**Short exercise:**
Give back the full listing verbatim, apart from its images.

**Task data:**
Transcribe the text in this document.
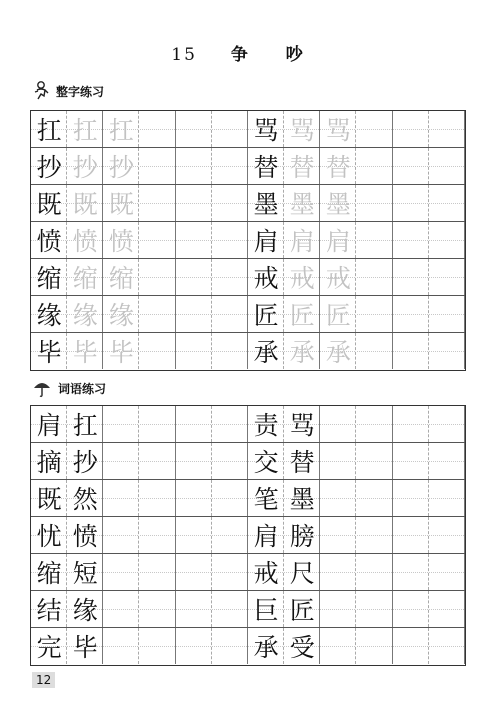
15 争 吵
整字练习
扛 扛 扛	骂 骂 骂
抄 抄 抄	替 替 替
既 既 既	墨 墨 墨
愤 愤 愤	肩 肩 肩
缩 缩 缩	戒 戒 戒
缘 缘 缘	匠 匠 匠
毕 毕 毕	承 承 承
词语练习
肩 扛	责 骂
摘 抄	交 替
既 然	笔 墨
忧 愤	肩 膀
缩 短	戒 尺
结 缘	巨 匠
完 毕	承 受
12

**Response:**
Transcribe the text in this document.
15 争 吵
整字练习
扛 扛 扛	骂 骂 骂
抄 抄 抄	替 替 替
既 既 既	墨 墨 墨
愤 愤 愤	肩 肩 肩
缩 缩 缩	戒 戒 戒
缘 缘 缘	匠 匠 匠
毕 毕 毕	承 承 承
词语练习
肩 扛	责 骂
摘 抄	交 替
既 然	笔 墨
忧 愤	肩 膀
缩 短	戒 尺
结 缘	巨 匠
完 毕	承 受
12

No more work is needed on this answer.